Description of the task
Retype the material that follows, keeping every word as it is.
Start Input rows
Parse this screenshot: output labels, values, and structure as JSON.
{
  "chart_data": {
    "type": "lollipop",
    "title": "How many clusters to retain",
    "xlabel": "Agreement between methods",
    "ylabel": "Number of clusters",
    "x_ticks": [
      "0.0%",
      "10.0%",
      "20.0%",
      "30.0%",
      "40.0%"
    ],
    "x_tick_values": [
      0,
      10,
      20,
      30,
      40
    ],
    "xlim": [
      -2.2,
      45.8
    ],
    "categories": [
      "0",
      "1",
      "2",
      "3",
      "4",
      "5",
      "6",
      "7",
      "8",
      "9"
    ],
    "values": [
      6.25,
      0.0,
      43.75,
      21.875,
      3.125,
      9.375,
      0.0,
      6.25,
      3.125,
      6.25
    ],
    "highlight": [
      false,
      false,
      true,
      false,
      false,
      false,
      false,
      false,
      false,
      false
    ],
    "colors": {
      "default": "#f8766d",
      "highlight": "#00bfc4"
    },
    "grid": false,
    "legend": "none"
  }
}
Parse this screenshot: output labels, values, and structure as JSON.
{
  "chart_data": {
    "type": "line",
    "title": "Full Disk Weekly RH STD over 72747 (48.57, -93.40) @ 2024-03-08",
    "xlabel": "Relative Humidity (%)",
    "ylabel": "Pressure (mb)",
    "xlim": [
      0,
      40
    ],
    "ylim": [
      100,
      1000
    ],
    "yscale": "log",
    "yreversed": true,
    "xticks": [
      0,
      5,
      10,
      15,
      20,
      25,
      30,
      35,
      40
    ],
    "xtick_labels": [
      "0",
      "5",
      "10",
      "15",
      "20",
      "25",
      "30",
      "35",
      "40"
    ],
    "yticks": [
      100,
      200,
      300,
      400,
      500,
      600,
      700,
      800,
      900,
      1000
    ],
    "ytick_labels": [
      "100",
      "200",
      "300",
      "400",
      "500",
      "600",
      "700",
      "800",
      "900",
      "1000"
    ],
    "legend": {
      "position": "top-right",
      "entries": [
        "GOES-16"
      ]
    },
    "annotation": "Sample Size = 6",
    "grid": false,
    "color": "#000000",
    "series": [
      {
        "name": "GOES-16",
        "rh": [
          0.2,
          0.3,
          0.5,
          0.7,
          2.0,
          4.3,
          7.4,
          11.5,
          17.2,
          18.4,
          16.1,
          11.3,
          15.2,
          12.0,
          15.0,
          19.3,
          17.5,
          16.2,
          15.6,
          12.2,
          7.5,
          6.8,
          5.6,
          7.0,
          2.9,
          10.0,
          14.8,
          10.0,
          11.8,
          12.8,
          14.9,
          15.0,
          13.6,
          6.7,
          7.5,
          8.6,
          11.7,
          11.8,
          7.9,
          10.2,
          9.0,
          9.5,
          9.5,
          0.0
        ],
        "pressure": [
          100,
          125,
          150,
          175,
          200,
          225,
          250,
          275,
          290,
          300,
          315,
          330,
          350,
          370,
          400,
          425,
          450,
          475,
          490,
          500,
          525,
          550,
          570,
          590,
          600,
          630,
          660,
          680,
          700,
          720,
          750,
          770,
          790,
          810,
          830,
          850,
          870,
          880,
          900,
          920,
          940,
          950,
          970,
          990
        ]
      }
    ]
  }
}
End Input rows
Result of the task
Parse this screenshot: output labels, values, and structure as JSON.
{
  "chart_data": {
    "type": "lollipop",
    "title": "How many clusters to retain",
    "xlabel": "Agreement between methods",
    "ylabel": "Number of clusters",
    "x_ticks": [
      "0.0%",
      "10.0%",
      "20.0%",
      "30.0%",
      "40.0%"
    ],
    "x_tick_values": [
      0,
      10,
      20,
      30,
      40
    ],
    "xlim": [
      -2.2,
      45.8
    ],
    "categories": [
      "0",
      "1",
      "2",
      "3",
      "4",
      "5",
      "6",
      "7",
      "8",
      "9"
    ],
    "values": [
      6.25,
      0.0,
      43.75,
      21.875,
      3.125,
      9.375,
      0.0,
      6.25,
      3.125,
      6.25
    ],
    "highlight": [
      false,
      false,
      true,
      false,
      false,
      false,
      false,
      false,
      false,
      false
    ],
    "colors": {
      "default": "#f8766d",
      "highlight": "#00bfc4"
    },
    "grid": false,
    "legend": "none"
  }
}
Parse this screenshot: output labels, values, and structure as JSON.
{
  "chart_data": {
    "type": "line",
    "title": "Full Disk Weekly RH STD over 72747 (48.57, -93.40) @ 2024-03-08",
    "xlabel": "Relative Humidity (%)",
    "ylabel": "Pressure (mb)",
    "xlim": [
      0,
      40
    ],
    "ylim": [
      100,
      1000
    ],
    "yscale": "log",
    "yreversed": true,
    "xticks": [
      0,
      5,
      10,
      15,
      20,
      25,
      30,
      35,
      40
    ],
    "xtick_labels": [
      "0",
      "5",
      "10",
      "15",
      "20",
      "25",
      "30",
      "35",
      "40"
    ],
    "yticks": [
      100,
      200,
      300,
      400,
      500,
      600,
      700,
      800,
      900,
      1000
    ],
    "ytick_labels": [
      "100",
      "200",
      "300",
      "400",
      "500",
      "600",
      "700",
      "800",
      "900",
      "1000"
    ],
    "legend": {
      "position": "top-right",
      "entries": [
        "GOES-16"
      ]
    },
    "annotation": "Sample Size = 6",
    "grid": false,
    "color": "#000000",
    "series": [
      {
        "name": "GOES-16",
        "rh": [
          0.2,
          0.3,
          0.5,
          0.7,
          2.0,
          4.3,
          7.4,
          11.5,
          17.2,
          18.4,
          16.1,
          11.3,
          15.2,
          12.0,
          15.0,
          19.3,
          17.5,
          16.2,
          15.6,
          12.2,
          7.5,
          6.8,
          5.6,
          7.0,
          2.9,
          10.0,
          14.8,
          10.0,
          11.8,
          12.8,
          14.9,
          15.0,
          13.6,
          6.7,
          7.5,
          8.6,
          11.7,
          11.8,
          7.9,
          10.2,
          9.0,
          9.5,
          9.5,
          0.0
        ],
        "pressure": [
          100,
          125,
          150,
          175,
          200,
          225,
          250,
          275,
          290,
          300,
          315,
          330,
          350,
          370,
          400,
          425,
          450,
          475,
          490,
          500,
          525,
          550,
          570,
          590,
          600,
          630,
          660,
          680,
          700,
          720,
          750,
          770,
          790,
          810,
          830,
          850,
          870,
          880,
          900,
          920,
          940,
          950,
          970,
          990
        ]
      }
    ]
  }
}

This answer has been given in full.